SOURCE TEXT>
The Return of Jarv’s Birthday Series- Sin City: A Dame to Kill For (2014)

sin-city2

I’d completely repressed the fact that we’d done these bloody birthday series, which come complete with the added bonus of only being stopped by the reviewers’ actual death. Anyhoo, as I’m still on the unemployment train, I thought I’d have a look to see what treasures 2012, 2013, 2014 and 2015 had left for me before my imminent birthday this year. So, having briefly perused Wikipedia, I was quite pleased to see a palatable list that I’ve already (for the most part) seen and, more importantly, didn’t hate. My provisional list is: Premium Rush, You’re Next, Sinister 2 and, for 2014 and today’s entry, Sin City: A Dame to Kill For. I’ll also update the scores for the first run through after I catch up with 2016’s entry.

Contains new material written especially for Werewolves on the Moon that isn’t as good as the material that has already been published in this series (heh) and spoilers below

I quite like Robert Rodriguez’ 2005 adaptation of Frank Miller’s Sin City. I’m not really sure why, but if I had to speculate, I suppose because it’s the kind of pulpy sleazy material that tends to appeal to my tastes. It didn’t hurt that it looked great (for the time), had some very solid acting in it from a decent ensemble cast, a good smattering of boob and enough violence to offend the Geneva Convention. So, I have to say I was mildly curious when I heard they were doing a quasi-sequel to it. Unfortunately, the passage of time had not been kind, in that the original wasn’t that fresh any more (particularly not from a visuals point of view), and the public was mostly completely indifferent to the possibility of a return to Basin City. Thus, as is the way with these things, it tanked like a Sherman and I doubt that we’ll see a Sin City 3, which is a bit of a relief for reasons that will become apparent.

Sin City 2 Eva Green

Clearly not the sort of girl you take home to meet the parents, for obvious reasons.

DATA EXCERPT>
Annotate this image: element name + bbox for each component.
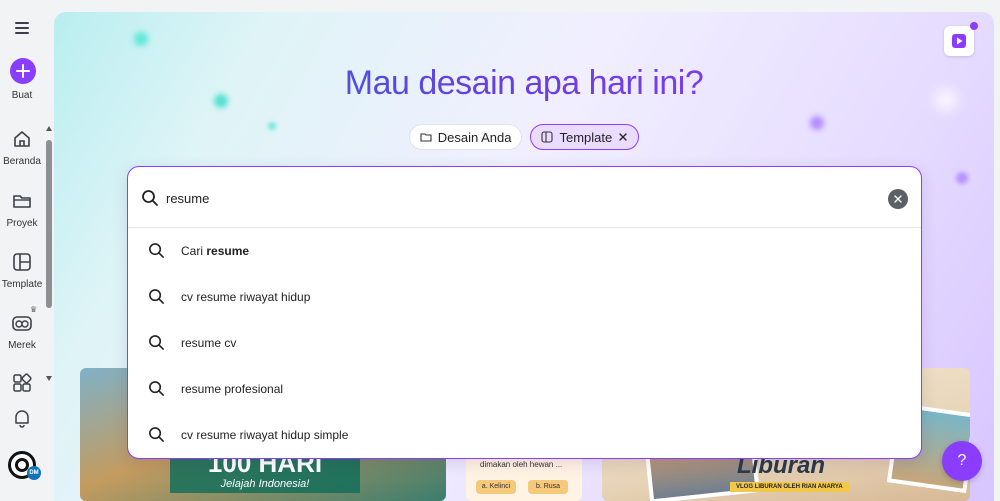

PROBLEM SET>
- a) Reproduce the passage of the Sin City review starting with "The Return of" and going on through "with 2016’s entry.".
- b) Answer these from the Sin City review:
(i) In what year did Robert Rodriguez's adaptation of Sin City come out?
(ii) Which film is the 2014 entry on the writer's provisional list?
(iii) For which site was the new material written especially?
- c) Carry the Sin City review on from its final sentence, keeping the same voice.

ANSWERS TO EACH TASK>
- a)
The Return of Jarv’s Birthday Series- Sin City: A Dame to Kill For (2014)

sin-city2

I’d completely repressed the fact that we’d done these bloody birthday series, which come complete with the added bonus of only being stopped by the reviewers’ actual death. Anyhoo, as I’m still on the unemployment train, I thought I’d have a look to see what treasures 2012, 2013, 2014 and 2015 had left for me before my imminent birthday this year. So, having briefly perused Wikipedia, I was quite pleased to see a palatable list that I’ve already (for the most part) seen and, more importantly, didn’t hate. My provisional list is: Premium Rush, You’re Next, Sinister 2 and, for 2014 and today’s entry, Sin City: A Dame to Kill For. I’ll also update the scores for the first run through after I catch up with 2016’s entry.

- b)
(i) 2005
(ii) Sin City: A Dame to Kill For
(iii) Werewolves on the Moon

- c)
As with the first film, Sin City: A Dame to Kill For (from hereon this will now be known as SC2 as I can’t be arsed to type all that out every time and I need to use the Dame to Kill For name for its dedicated story) tells three stories in the sleazy world of Basin City where the only thing cheaper than the dames is life itself. Again, as with the first film, we’ve got a few characters that appear in all three stories, one of whom has been elevated disastrously to a far more prominent role and a few shared locations (notably Katie’s Bar). The 3 stories this time are The Long Bad Night, A Dame to Kill For, and the “new” Nancy’s Revenge. As before, the film jumps between stories (although A Dame to Kill For is allowed to play out in its entirety) and it also features a prologue (although not an epilogue). Furthermore, the stories aren’t presented chronologically, but as they’re not particularly hard to follow this, with one exception, doesn’t hurt the film. I’ll come to the exception in a minute, as it’s a bit of a major complaint (and damned lazy) that impacts both this film and the original.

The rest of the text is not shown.